- 作業内容 a -
収賄罪の記事を2文で要約すること。

- 記事 -
これから22回にわたり、単純収賄罪(刑法197条1項前段)を説明します。
収賄罪の種類
収賄罪には種類があり、
- 刑法197条1項前段で「単純収賄罪」
(単純収賄罪は、犯行態様に応じて「賄賂収受罪」「賄賂要求罪」「賄賂約束罪」に細分されます)
- 刑法197条1項後段で「受託収賄罪」
(受託収賄罪は、犯行態様に応じて「賄賂収受罪」「賄賂要求罪」「賄賂約束罪」に細分されます)
- 刑法197条2項で「事前収賄罪」
- 刑法197条の2で「第三者供賄罪」
- 刑法197条の3第1項・2項で「加重収賄罪」
(加重収賄罪は、犯行態様に応じて「事前加重収賄罪」「事後加重収賄罪」に細分されます)
- 刑法197条の3第3項で「事後収賄罪」
- 刑法197条の4で「あっせん収賄罪」
を規定します。
この記事カテゴリーでは、単純収賄罪(刑法197条1項前段)を説明ます。
刑法197条の構成(単純収賄罪、受託収賄罪、事前収賄罪)
刑法197条は、
1項 公務員が、その職務に関し、賄賂を収受し、又はその要求若しくは約束をしたときは、5年以下の拘禁刑に処する。この場合において、請託を受けたときは、7年以下の拘禁刑に処する
2項 公務員になろうとする者が、その担当すべき職務に関し、請託を受けて、賄賂を収受し、又はその要求若しくは約束をしたときは、公務員となった場合において、5年以下の拘禁刑に処する
と規定し、
- 1項前段が収賄罪の基本類型である「単純収賄罪」
- 1項後段が収賄罪の加重類型の一つである「受託収賄罪」
- 2項が収賄罪の特殊な形態の一つである「事前収賄罪」
の規定となっています。
単純収賄罪の保護法益
単純収賄罪の保護法益は、
- 公務員の職務行為の公正性
- 公務員の職務行為に対する社会の一般的信頼
と解されています。
単純収賄罪の保護法益に触れた判例として以下のものがあります。
大審院判決(昭和6年8月6日)
「職務執行の公正」のみではなく、それに対する「社会の信頼」を明確に保護法益として打ち出し、現在の通説と同じ立場に立つ判例です。
裁判所は、
- 法が収賄罪を処罰する所以は、公務員の職務執行の公正を保持せんとするに止まらず職務の公正に対する社会の信頼をも維持せんとするに在れば、被告人A及びBが原判示の如くその職務に関し他の被告人らより賄賂を収受したるにおいては、たとえこれがために各生徒が正当の代価をもって一定の日時までに所要の教科書を整うるを得ることにつき何らの障害を与えざりしとするも、中学校教務主任の職務上の公正に対し社会の信頼を損なうこと多大にして所論の如く何らの被害法益なきものというべからず
と判示しました。
大審院判決(昭和11年5月14日)
裁判所は、
- 賄賂罪は公務の公正を保護することを目的とする規定なれば、公務員が職務に関し収賄するときは世人をして法律秩序につき疑惑を起こせしめ、もって公務の公正を害するに至るおそれあるなればなり
と判示しました。

- 提供資料 -
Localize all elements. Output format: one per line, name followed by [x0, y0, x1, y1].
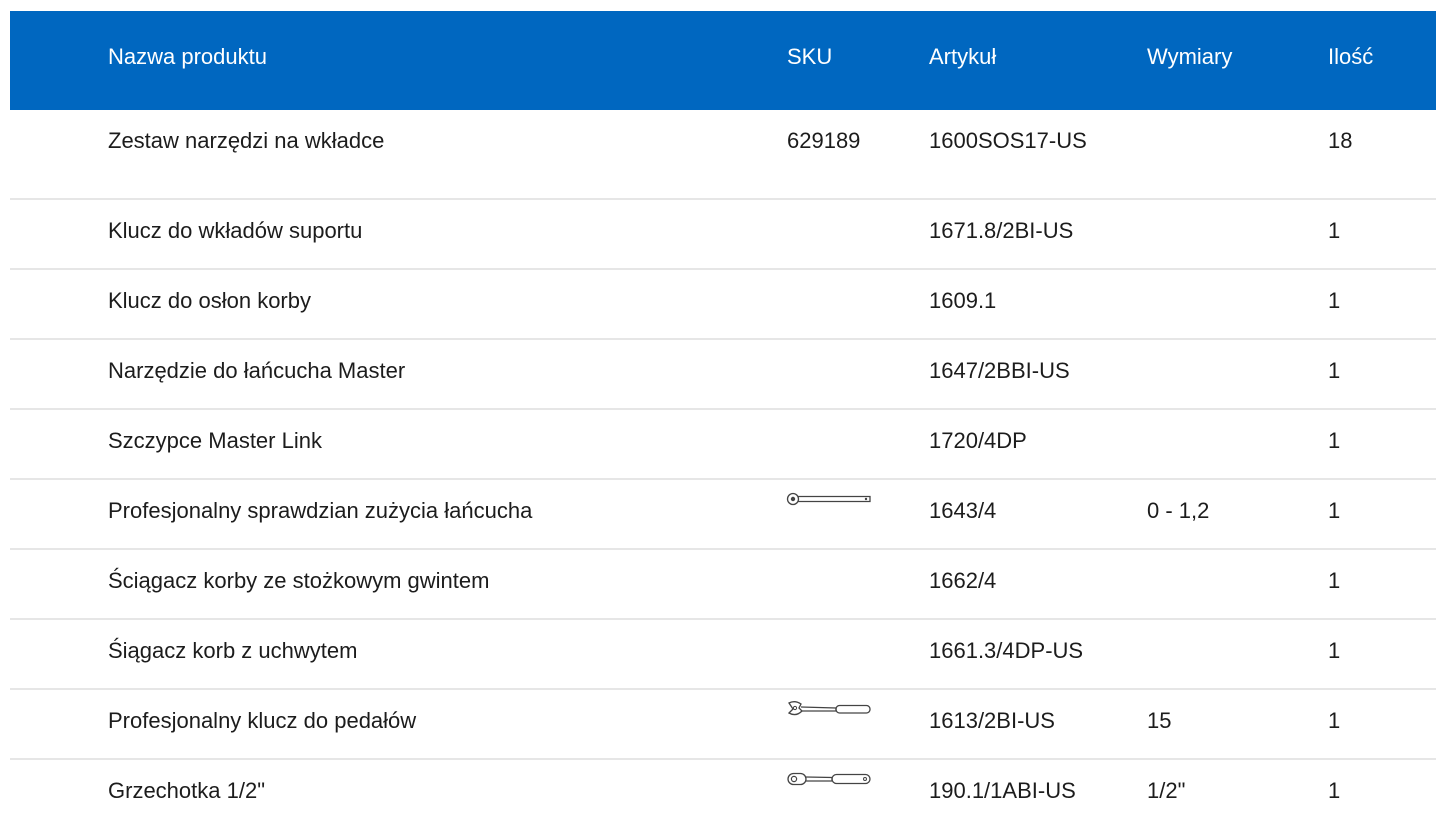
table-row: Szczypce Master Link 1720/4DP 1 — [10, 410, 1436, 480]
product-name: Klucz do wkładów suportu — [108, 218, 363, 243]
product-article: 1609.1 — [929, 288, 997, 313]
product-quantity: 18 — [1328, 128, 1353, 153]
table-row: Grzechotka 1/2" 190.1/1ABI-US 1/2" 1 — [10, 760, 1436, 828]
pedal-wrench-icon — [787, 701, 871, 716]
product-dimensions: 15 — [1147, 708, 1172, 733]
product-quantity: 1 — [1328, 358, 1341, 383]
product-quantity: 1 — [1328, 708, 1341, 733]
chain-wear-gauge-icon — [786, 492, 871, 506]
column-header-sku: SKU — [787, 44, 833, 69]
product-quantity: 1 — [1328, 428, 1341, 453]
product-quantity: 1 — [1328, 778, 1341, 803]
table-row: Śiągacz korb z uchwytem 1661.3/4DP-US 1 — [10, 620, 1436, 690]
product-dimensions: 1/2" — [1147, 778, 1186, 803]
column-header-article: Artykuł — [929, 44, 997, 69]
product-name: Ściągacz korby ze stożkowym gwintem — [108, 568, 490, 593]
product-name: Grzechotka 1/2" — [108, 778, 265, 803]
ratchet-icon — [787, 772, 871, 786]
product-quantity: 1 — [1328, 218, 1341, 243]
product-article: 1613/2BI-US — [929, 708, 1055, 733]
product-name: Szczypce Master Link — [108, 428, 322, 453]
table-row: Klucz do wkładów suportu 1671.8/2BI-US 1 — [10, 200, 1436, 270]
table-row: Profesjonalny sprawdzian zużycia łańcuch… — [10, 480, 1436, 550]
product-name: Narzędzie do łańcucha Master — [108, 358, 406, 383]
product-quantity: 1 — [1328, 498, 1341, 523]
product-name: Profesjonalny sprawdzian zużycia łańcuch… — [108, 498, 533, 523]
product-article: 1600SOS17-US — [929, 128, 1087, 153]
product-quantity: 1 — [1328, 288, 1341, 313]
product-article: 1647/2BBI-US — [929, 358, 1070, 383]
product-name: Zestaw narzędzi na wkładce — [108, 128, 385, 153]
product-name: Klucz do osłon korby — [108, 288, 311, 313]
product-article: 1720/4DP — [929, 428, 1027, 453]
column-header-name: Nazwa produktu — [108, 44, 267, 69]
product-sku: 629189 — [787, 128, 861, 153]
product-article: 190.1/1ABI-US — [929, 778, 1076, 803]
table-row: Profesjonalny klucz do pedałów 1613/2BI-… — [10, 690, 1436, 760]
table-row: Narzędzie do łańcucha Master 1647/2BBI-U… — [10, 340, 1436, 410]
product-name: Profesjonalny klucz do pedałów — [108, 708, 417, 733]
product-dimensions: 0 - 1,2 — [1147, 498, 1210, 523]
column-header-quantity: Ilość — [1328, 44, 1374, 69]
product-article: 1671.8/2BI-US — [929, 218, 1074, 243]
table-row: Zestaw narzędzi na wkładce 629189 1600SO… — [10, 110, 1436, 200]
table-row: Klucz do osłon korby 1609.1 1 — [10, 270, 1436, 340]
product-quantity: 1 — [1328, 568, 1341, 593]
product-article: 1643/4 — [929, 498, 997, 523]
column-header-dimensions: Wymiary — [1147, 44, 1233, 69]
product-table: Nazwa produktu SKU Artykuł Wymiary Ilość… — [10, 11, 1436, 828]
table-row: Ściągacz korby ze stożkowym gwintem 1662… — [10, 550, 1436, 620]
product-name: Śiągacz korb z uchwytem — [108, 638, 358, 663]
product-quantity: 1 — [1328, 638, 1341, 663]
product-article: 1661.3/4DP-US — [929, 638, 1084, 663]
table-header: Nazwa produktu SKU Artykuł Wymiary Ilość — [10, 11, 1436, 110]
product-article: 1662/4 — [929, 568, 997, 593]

---

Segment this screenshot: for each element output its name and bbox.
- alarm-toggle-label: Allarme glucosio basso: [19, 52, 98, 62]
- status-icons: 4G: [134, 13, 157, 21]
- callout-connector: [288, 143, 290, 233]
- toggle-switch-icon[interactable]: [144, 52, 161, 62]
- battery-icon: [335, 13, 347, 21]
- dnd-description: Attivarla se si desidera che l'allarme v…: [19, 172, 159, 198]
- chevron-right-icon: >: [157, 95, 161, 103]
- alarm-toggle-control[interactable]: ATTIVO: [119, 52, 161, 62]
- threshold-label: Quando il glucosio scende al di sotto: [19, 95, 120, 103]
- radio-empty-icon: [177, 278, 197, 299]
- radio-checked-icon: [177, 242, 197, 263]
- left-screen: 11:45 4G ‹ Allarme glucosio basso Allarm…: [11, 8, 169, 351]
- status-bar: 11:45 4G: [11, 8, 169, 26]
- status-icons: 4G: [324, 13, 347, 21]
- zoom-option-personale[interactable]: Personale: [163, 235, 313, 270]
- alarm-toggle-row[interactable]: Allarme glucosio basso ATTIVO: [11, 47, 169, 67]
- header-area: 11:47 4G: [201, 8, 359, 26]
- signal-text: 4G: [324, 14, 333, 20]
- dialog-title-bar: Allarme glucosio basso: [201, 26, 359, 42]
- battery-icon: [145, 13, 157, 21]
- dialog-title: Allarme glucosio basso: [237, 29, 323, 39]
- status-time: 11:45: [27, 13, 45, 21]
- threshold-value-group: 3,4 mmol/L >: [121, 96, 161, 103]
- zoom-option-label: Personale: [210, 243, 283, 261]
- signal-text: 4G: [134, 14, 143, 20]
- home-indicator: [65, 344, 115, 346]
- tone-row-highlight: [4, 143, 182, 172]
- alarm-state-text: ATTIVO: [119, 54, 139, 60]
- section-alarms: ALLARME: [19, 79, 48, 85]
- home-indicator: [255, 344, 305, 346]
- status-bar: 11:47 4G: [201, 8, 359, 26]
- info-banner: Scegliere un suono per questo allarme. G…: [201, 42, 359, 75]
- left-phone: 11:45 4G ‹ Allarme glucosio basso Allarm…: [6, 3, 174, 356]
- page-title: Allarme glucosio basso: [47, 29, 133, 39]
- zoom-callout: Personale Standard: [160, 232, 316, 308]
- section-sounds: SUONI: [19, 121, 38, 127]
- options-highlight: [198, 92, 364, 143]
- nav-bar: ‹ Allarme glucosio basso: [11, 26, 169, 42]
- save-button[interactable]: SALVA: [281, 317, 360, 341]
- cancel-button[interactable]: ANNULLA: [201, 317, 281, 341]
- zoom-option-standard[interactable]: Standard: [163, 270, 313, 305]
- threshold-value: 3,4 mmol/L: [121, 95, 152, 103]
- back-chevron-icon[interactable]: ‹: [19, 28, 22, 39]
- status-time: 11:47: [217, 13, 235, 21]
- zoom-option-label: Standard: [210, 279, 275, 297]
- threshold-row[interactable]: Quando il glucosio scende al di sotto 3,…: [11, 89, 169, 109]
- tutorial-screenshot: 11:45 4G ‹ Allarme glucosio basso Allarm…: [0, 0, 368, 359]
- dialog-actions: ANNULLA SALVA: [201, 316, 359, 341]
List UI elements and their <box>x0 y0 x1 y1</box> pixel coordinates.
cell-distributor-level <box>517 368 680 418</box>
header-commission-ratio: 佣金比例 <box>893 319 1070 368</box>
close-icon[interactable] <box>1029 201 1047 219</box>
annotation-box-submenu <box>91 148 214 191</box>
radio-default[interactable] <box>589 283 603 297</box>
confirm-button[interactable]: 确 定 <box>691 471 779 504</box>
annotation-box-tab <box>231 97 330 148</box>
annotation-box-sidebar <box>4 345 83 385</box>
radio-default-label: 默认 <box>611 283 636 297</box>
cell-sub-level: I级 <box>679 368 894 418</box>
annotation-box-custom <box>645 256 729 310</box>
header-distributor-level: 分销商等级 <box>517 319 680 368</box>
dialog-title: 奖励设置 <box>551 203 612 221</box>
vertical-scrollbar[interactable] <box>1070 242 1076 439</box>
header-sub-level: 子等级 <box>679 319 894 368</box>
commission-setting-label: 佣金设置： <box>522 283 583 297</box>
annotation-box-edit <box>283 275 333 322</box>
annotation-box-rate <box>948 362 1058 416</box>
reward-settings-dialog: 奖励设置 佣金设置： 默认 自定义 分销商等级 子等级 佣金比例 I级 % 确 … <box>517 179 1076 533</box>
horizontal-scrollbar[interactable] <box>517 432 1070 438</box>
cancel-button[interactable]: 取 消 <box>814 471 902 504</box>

- 作業内容 b -
上の行データのうち、「Segment this screenshot: for」を含む行から「- battery-icon: [335, 13, 347, 21]」を含む行まで(両端を含む)について、「callout-connector」を「leader-line」に置き換えてください。ほかは一切変えず、その範囲の行だけを出力すること。

- 期待される出力 a -
刑法は収賄罪として単純収賄罪、受託収賄罪、事前収賄罪、第三者供賄罪、加重収賄罪、事後収賄罪、あっせん収賄罪を規定しており、このうち刑法197条1項前段の単純収賄罪が収賄罪の基本類型である。単純収賄罪の保護法益は公務員の職務行為の公正性と、それに対する社会の一般的信頼と解されており、昭和6年8月6日の大審院判決は現在の通説と同じこの立場に立つ判例である。

- 期待される出力 b -
Segment this screenshot: for each element output its name and bbox.
- alarm-toggle-label: Allarme glucosio basso: [19, 52, 98, 62]
- status-icons: 4G: [134, 13, 157, 21]
- leader-line: [288, 143, 290, 233]
- toggle-switch-icon[interactable]: [144, 52, 161, 62]
- battery-icon: [335, 13, 347, 21]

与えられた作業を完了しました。